--- Data in this exercise ---
○ ○ ○ ○

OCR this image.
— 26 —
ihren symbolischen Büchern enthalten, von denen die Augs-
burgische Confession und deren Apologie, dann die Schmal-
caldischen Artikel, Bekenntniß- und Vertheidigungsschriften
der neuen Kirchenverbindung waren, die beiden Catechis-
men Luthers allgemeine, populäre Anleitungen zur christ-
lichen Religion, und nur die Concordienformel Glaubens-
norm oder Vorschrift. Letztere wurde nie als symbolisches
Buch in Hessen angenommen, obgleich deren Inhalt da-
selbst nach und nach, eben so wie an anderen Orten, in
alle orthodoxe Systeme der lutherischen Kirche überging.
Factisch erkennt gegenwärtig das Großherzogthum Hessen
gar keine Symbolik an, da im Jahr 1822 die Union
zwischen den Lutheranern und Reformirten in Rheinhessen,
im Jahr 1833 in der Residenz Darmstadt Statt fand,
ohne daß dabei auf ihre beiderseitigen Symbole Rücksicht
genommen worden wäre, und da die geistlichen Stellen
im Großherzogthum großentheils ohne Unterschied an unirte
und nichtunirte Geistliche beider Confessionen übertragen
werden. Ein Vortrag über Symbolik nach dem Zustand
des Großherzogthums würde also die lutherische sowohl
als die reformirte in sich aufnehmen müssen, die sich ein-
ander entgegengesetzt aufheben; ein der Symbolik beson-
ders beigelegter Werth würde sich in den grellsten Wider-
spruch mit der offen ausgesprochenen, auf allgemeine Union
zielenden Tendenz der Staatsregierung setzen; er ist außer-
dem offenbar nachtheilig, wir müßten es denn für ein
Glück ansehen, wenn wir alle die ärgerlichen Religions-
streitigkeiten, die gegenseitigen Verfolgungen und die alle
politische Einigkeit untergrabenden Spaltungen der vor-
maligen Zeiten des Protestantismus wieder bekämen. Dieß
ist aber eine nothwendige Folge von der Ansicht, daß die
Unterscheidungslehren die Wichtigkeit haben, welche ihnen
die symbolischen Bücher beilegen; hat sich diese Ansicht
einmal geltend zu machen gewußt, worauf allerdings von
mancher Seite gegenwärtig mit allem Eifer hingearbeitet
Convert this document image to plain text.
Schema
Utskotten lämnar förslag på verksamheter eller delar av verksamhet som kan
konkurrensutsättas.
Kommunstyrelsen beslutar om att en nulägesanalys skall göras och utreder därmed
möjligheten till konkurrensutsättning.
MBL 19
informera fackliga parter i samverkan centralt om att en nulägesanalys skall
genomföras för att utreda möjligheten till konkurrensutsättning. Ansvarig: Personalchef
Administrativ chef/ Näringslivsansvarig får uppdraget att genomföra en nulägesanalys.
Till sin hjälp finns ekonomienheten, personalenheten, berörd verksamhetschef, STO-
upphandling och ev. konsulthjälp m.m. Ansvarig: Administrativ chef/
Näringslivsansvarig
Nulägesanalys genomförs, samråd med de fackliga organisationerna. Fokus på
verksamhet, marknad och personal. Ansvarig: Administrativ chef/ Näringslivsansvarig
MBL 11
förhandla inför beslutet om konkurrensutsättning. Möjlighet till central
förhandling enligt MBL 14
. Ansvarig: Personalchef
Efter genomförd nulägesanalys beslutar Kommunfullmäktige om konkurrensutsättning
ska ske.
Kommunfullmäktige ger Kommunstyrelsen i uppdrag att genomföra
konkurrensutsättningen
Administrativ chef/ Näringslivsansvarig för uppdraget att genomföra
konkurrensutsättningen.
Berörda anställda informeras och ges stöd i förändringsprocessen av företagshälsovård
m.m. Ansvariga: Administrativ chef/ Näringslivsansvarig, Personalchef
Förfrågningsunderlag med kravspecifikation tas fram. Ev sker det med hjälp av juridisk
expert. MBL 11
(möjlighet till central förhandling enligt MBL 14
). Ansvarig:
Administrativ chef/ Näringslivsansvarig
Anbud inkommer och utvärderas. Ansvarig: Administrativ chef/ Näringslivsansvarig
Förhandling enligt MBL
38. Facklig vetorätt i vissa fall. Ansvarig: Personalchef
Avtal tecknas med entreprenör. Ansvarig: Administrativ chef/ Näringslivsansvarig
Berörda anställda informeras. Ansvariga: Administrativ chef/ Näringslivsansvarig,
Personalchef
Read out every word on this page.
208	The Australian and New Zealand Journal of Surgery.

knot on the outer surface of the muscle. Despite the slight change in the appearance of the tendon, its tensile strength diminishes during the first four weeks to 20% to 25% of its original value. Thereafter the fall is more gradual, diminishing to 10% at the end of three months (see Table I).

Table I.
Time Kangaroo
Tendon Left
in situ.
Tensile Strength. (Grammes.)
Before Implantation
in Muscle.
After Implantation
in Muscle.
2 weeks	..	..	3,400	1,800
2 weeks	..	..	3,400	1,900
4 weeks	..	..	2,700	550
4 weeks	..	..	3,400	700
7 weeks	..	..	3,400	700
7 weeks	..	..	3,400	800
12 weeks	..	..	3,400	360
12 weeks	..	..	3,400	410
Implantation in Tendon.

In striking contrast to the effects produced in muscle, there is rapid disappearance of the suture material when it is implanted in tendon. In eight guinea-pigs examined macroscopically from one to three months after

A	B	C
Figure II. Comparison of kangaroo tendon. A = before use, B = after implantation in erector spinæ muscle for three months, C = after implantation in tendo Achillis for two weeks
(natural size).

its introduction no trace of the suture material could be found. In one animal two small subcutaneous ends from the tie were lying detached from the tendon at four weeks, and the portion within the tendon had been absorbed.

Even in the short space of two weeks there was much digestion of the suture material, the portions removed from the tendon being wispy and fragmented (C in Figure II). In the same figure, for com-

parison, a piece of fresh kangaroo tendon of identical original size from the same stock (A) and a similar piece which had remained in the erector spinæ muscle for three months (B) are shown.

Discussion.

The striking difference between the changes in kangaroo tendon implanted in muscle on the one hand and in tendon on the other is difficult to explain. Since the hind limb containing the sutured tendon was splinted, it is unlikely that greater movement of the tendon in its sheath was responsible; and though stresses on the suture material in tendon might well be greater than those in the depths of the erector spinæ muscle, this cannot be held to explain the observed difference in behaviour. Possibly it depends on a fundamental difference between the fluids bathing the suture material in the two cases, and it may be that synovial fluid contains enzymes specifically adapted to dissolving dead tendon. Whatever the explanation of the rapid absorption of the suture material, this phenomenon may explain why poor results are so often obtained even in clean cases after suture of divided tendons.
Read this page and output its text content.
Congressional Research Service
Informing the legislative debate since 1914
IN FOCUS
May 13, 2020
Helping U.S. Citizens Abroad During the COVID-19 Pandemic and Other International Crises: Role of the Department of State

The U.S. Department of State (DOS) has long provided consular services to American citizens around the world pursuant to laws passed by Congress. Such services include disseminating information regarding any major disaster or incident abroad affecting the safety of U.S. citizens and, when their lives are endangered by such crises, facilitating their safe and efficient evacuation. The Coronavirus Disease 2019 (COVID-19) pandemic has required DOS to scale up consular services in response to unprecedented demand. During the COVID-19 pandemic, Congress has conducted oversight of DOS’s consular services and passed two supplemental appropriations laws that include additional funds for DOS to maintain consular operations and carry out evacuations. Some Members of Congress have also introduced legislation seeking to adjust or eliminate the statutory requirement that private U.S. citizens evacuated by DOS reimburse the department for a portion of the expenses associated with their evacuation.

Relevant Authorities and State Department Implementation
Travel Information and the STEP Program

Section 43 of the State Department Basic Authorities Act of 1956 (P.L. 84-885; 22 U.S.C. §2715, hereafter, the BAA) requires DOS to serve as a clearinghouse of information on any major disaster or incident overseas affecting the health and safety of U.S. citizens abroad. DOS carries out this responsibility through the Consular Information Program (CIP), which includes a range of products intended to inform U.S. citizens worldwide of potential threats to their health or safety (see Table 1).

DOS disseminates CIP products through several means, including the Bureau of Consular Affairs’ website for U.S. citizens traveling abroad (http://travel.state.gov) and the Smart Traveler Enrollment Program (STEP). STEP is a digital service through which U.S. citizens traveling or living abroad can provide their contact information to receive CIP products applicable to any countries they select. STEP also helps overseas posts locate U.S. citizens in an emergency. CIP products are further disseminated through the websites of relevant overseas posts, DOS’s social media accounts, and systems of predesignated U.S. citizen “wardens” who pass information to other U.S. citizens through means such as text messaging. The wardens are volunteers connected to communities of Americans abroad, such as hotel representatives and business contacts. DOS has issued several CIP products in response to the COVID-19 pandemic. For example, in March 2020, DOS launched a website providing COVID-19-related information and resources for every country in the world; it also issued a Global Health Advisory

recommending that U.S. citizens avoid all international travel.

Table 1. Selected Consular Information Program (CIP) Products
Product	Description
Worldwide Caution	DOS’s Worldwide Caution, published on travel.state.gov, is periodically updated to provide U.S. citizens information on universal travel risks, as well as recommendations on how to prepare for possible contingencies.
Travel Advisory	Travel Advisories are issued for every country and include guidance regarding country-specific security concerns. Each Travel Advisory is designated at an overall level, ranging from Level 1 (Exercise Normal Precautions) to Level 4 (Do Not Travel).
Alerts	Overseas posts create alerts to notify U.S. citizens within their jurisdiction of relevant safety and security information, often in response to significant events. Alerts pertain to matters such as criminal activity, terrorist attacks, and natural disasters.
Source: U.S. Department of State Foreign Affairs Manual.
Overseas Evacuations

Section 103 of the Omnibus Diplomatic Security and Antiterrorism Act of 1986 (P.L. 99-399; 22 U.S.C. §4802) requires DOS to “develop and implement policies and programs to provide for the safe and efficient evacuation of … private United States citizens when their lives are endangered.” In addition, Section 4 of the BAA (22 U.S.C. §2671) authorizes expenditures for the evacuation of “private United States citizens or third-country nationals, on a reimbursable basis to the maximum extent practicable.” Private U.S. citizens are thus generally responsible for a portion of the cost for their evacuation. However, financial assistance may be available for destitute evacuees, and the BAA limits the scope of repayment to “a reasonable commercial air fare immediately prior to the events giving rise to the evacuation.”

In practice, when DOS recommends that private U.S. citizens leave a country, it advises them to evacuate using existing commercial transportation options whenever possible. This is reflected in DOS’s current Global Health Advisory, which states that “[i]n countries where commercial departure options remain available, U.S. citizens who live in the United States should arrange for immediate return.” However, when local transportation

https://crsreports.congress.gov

○ ○ ○ ○

Filter the listing down to the lines holding the word "Ansicht", and return those.

ist aber eine nothwendige Folge von der Ansicht, daß die
die symbolischen Bücher beilegen; hat sich diese Ansicht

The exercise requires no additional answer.